[Figure record listings]

+---+

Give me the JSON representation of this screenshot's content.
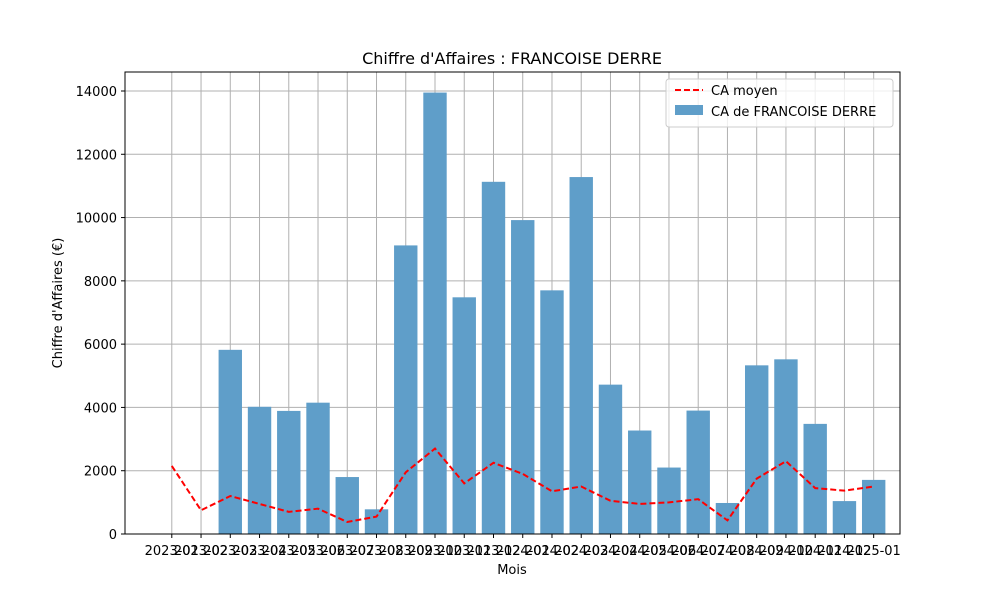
{
  "chart_data": {
    "type": "bar",
    "title": "Chiffre d'Affaires : FRANCOISE DERRE",
    "xlabel": "Mois",
    "ylabel": "Chiffre d'Affaires (€)",
    "ylim": [
      0,
      14600
    ],
    "yticks": [
      0,
      2000,
      4000,
      6000,
      8000,
      10000,
      12000,
      14000
    ],
    "grid": true,
    "legend_position": "top-right",
    "categories": [
      "2023-01",
      "2023-02",
      "2023-03",
      "2023-04",
      "2023-05",
      "2023-06",
      "2023-07",
      "2023-08",
      "2023-09",
      "2023-10",
      "2023-11",
      "2023-12",
      "2024-01",
      "2024-02",
      "2024-03",
      "2024-04",
      "2024-05",
      "2024-06",
      "2024-07",
      "2024-08",
      "2024-09",
      "2024-10",
      "2024-11",
      "2024-12",
      "2025-01"
    ],
    "series": [
      {
        "name": "CA moyen",
        "kind": "line",
        "style": "dashed",
        "color": "#ff0000",
        "values": [
          2150,
          750,
          1200,
          950,
          700,
          800,
          380,
          550,
          1950,
          2700,
          1600,
          2250,
          1900,
          1350,
          1500,
          1050,
          950,
          1000,
          1100,
          430,
          1750,
          2300,
          1450,
          1370,
          1500
        ]
      },
      {
        "name": "CA de FRANCOISE DERRE",
        "kind": "bar",
        "color": "#5f9ec9",
        "values": [
          0,
          0,
          5820,
          4020,
          3890,
          4150,
          1800,
          780,
          9120,
          13950,
          7480,
          11130,
          9920,
          7700,
          11280,
          4720,
          3270,
          2100,
          3900,
          980,
          5330,
          5520,
          3480,
          1040,
          1710
        ]
      }
    ]
  }
}
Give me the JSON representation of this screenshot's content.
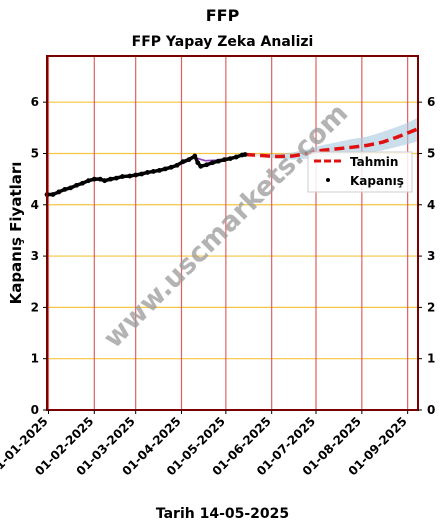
{
  "header": {
    "title": "FFP",
    "subtitle": "FFP Yapay Zeka Analizi"
  },
  "footer": {
    "text": "Tarih 14-05-2025"
  },
  "watermark": "www.uscmarkets.com",
  "chart_data": {
    "type": "line",
    "ylabel": "Kapanış Fiyatları",
    "ylim": [
      0,
      6.9
    ],
    "yticks": [
      0,
      1,
      2,
      3,
      4,
      5,
      6
    ],
    "xlim": [
      "2024-12-31",
      "2025-09-08"
    ],
    "xticks": [
      "2025-01-01",
      "2025-02-01",
      "2025-03-01",
      "2025-04-01",
      "2025-05-01",
      "2025-06-01",
      "2025-07-01",
      "2025-08-01",
      "2025-09-01"
    ],
    "xtick_labels": [
      "01-01-2025",
      "01-02-2025",
      "01-03-2025",
      "01-04-2025",
      "01-05-2025",
      "01-06-2025",
      "01-07-2025",
      "01-08-2025",
      "01-09-2025"
    ],
    "grid": {
      "horizontal_color": "#f5c542",
      "vertical_color": "#e06060"
    },
    "legend": {
      "placement": "right",
      "entries": [
        "Tahmin",
        "Kapanış"
      ]
    },
    "series": [
      {
        "name": "Kapanış",
        "style": "dots",
        "color": "#000000",
        "points": [
          [
            "2024-12-31",
            4.2
          ],
          [
            "2025-01-04",
            4.2
          ],
          [
            "2025-01-08",
            4.25
          ],
          [
            "2025-01-12",
            4.3
          ],
          [
            "2025-01-16",
            4.33
          ],
          [
            "2025-01-20",
            4.38
          ],
          [
            "2025-01-24",
            4.42
          ],
          [
            "2025-01-28",
            4.47
          ],
          [
            "2025-02-01",
            4.5
          ],
          [
            "2025-02-05",
            4.5
          ],
          [
            "2025-02-08",
            4.47
          ],
          [
            "2025-02-12",
            4.5
          ],
          [
            "2025-02-16",
            4.52
          ],
          [
            "2025-02-20",
            4.55
          ],
          [
            "2025-02-25",
            4.56
          ],
          [
            "2025-03-01",
            4.58
          ],
          [
            "2025-03-05",
            4.6
          ],
          [
            "2025-03-09",
            4.63
          ],
          [
            "2025-03-13",
            4.65
          ],
          [
            "2025-03-17",
            4.67
          ],
          [
            "2025-03-21",
            4.7
          ],
          [
            "2025-03-25",
            4.73
          ],
          [
            "2025-03-29",
            4.77
          ],
          [
            "2025-04-02",
            4.84
          ],
          [
            "2025-04-06",
            4.88
          ],
          [
            "2025-04-10",
            4.95
          ],
          [
            "2025-04-12",
            4.82
          ],
          [
            "2025-04-14",
            4.75
          ],
          [
            "2025-04-18",
            4.78
          ],
          [
            "2025-04-22",
            4.82
          ],
          [
            "2025-04-26",
            4.85
          ],
          [
            "2025-04-30",
            4.88
          ],
          [
            "2025-05-04",
            4.9
          ],
          [
            "2025-05-08",
            4.93
          ],
          [
            "2025-05-12",
            4.97
          ],
          [
            "2025-05-14",
            4.98
          ]
        ]
      },
      {
        "name": "Tahmin",
        "style": "dashed",
        "color": "#e01010",
        "points": [
          [
            "2025-05-14",
            4.98
          ],
          [
            "2025-05-25",
            4.96
          ],
          [
            "2025-06-05",
            4.94
          ],
          [
            "2025-06-15",
            4.95
          ],
          [
            "2025-06-25",
            5.0
          ],
          [
            "2025-07-05",
            5.06
          ],
          [
            "2025-07-15",
            5.09
          ],
          [
            "2025-07-25",
            5.12
          ],
          [
            "2025-08-05",
            5.16
          ],
          [
            "2025-08-15",
            5.22
          ],
          [
            "2025-08-25",
            5.32
          ],
          [
            "2025-09-01",
            5.4
          ],
          [
            "2025-09-08",
            5.48
          ]
        ],
        "band": {
          "color": "#a8c8e0",
          "lower": [
            4.98,
            4.95,
            4.9,
            4.88,
            4.9,
            4.95,
            4.97,
            4.99,
            5.02,
            5.06,
            5.13,
            5.18,
            5.24
          ],
          "upper": [
            4.98,
            4.98,
            4.99,
            5.02,
            5.08,
            5.16,
            5.22,
            5.28,
            5.33,
            5.42,
            5.52,
            5.6,
            5.7
          ]
        }
      },
      {
        "name": "overlay",
        "style": "line",
        "color": "#9040c0",
        "points": [
          [
            "2025-03-28",
            4.76
          ],
          [
            "2025-04-03",
            4.82
          ],
          [
            "2025-04-10",
            4.92
          ],
          [
            "2025-04-17",
            4.86
          ],
          [
            "2025-04-24",
            4.87
          ],
          [
            "2025-05-01",
            4.9
          ],
          [
            "2025-05-08",
            4.94
          ],
          [
            "2025-05-14",
            4.98
          ]
        ]
      }
    ]
  }
}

+---+

▸ **EXERCISE DIRECTIONS**:
Every entry above should be duplicated exactly. Do not include the images.

▸ **RESULT FOR THIS TASK**:
Give me the JSON representation of this screenshot's content.
{
  "chart_data": {
    "type": "bar",
    "title": "Chiffre d'Affaires : FRANCOISE DERRE",
    "xlabel": "Mois",
    "ylabel": "Chiffre d'Affaires (€)",
    "ylim": [
      0,
      14600
    ],
    "yticks": [
      0,
      2000,
      4000,
      6000,
      8000,
      10000,
      12000,
      14000
    ],
    "grid": true,
    "legend_position": "top-right",
    "categories": [
      "2023-01",
      "2023-02",
      "2023-03",
      "2023-04",
      "2023-05",
      "2023-06",
      "2023-07",
      "2023-08",
      "2023-09",
      "2023-10",
      "2023-11",
      "2023-12",
      "2024-01",
      "2024-02",
      "2024-03",
      "2024-04",
      "2024-05",
      "2024-06",
      "2024-07",
      "2024-08",
      "2024-09",
      "2024-10",
      "2024-11",
      "2024-12",
      "2025-01"
    ],
    "series": [
      {
        "name": "CA moyen",
        "kind": "line",
        "style": "dashed",
        "color": "#ff0000",
        "values": [
          2150,
          750,
          1200,
          950,
          700,
          800,
          380,
          550,
          1950,
          2700,
          1600,
          2250,
          1900,
          1350,
          1500,
          1050,
          950,
          1000,
          1100,
          430,
          1750,
          2300,
          1450,
          1370,
          1500
        ]
      },
      {
        "name": "CA de FRANCOISE DERRE",
        "kind": "bar",
        "color": "#5f9ec9",
        "values": [
          0,
          0,
          5820,
          4020,
          3890,
          4150,
          1800,
          780,
          9120,
          13950,
          7480,
          11130,
          9920,
          7700,
          11280,
          4720,
          3270,
          2100,
          3900,
          980,
          5330,
          5520,
          3480,
          1040,
          1710
        ]
      }
    ]
  }
}
Give me the JSON representation of this screenshot's content.
{
  "header": {
    "title": "FFP",
    "subtitle": "FFP Yapay Zeka Analizi"
  },
  "footer": {
    "text": "Tarih 14-05-2025"
  },
  "watermark": "www.uscmarkets.com",
  "chart_data": {
    "type": "line",
    "ylabel": "Kapanış Fiyatları",
    "ylim": [
      0,
      6.9
    ],
    "yticks": [
      0,
      1,
      2,
      3,
      4,
      5,
      6
    ],
    "xlim": [
      "2024-12-31",
      "2025-09-08"
    ],
    "xticks": [
      "2025-01-01",
      "2025-02-01",
      "2025-03-01",
      "2025-04-01",
      "2025-05-01",
      "2025-06-01",
      "2025-07-01",
      "2025-08-01",
      "2025-09-01"
    ],
    "xtick_labels": [
      "01-01-2025",
      "01-02-2025",
      "01-03-2025",
      "01-04-2025",
      "01-05-2025",
      "01-06-2025",
      "01-07-2025",
      "01-08-2025",
      "01-09-2025"
    ],
    "grid": {
      "horizontal_color": "#f5c542",
      "vertical_color": "#e06060"
    },
    "legend": {
      "placement": "right",
      "entries": [
        "Tahmin",
        "Kapanış"
      ]
    },
    "series": [
      {
        "name": "Kapanış",
        "style": "dots",
        "color": "#000000",
        "points": [
          [
            "2024-12-31",
            4.2
          ],
          [
            "2025-01-04",
            4.2
          ],
          [
            "2025-01-08",
            4.25
          ],
          [
            "2025-01-12",
            4.3
          ],
          [
            "2025-01-16",
            4.33
          ],
          [
            "2025-01-20",
            4.38
          ],
          [
            "2025-01-24",
            4.42
          ],
          [
            "2025-01-28",
            4.47
          ],
          [
            "2025-02-01",
            4.5
          ],
          [
            "2025-02-05",
            4.5
          ],
          [
            "2025-02-08",
            4.47
          ],
          [
            "2025-02-12",
            4.5
          ],
          [
            "2025-02-16",
            4.52
          ],
          [
            "2025-02-20",
            4.55
          ],
          [
            "2025-02-25",
            4.56
          ],
          [
            "2025-03-01",
            4.58
          ],
          [
            "2025-03-05",
            4.6
          ],
          [
            "2025-03-09",
            4.63
          ],
          [
            "2025-03-13",
            4.65
          ],
          [
            "2025-03-17",
            4.67
          ],
          [
            "2025-03-21",
            4.7
          ],
          [
            "2025-03-25",
            4.73
          ],
          [
            "2025-03-29",
            4.77
          ],
          [
            "2025-04-02",
            4.84
          ],
          [
            "2025-04-06",
            4.88
          ],
          [
            "2025-04-10",
            4.95
          ],
          [
            "2025-04-12",
            4.82
          ],
          [
            "2025-04-14",
            4.75
          ],
          [
            "2025-04-18",
            4.78
          ],
          [
            "2025-04-22",
            4.82
          ],
          [
            "2025-04-26",
            4.85
          ],
          [
            "2025-04-30",
            4.88
          ],
          [
            "2025-05-04",
            4.9
          ],
          [
            "2025-05-08",
            4.93
          ],
          [
            "2025-05-12",
            4.97
          ],
          [
            "2025-05-14",
            4.98
          ]
        ]
      },
      {
        "name": "Tahmin",
        "style": "dashed",
        "color": "#e01010",
        "points": [
          [
            "2025-05-14",
            4.98
          ],
          [
            "2025-05-25",
            4.96
          ],
          [
            "2025-06-05",
            4.94
          ],
          [
            "2025-06-15",
            4.95
          ],
          [
            "2025-06-25",
            5.0
          ],
          [
            "2025-07-05",
            5.06
          ],
          [
            "2025-07-15",
            5.09
          ],
          [
            "2025-07-25",
            5.12
          ],
          [
            "2025-08-05",
            5.16
          ],
          [
            "2025-08-15",
            5.22
          ],
          [
            "2025-08-25",
            5.32
          ],
          [
            "2025-09-01",
            5.4
          ],
          [
            "2025-09-08",
            5.48
          ]
        ],
        "band": {
          "color": "#a8c8e0",
          "lower": [
            4.98,
            4.95,
            4.9,
            4.88,
            4.9,
            4.95,
            4.97,
            4.99,
            5.02,
            5.06,
            5.13,
            5.18,
            5.24
          ],
          "upper": [
            4.98,
            4.98,
            4.99,
            5.02,
            5.08,
            5.16,
            5.22,
            5.28,
            5.33,
            5.42,
            5.52,
            5.6,
            5.7
          ]
        }
      },
      {
        "name": "overlay",
        "style": "line",
        "color": "#9040c0",
        "points": [
          [
            "2025-03-28",
            4.76
          ],
          [
            "2025-04-03",
            4.82
          ],
          [
            "2025-04-10",
            4.92
          ],
          [
            "2025-04-17",
            4.86
          ],
          [
            "2025-04-24",
            4.87
          ],
          [
            "2025-05-01",
            4.9
          ],
          [
            "2025-05-08",
            4.94
          ],
          [
            "2025-05-14",
            4.98
          ]
        ]
      }
    ]
  }
}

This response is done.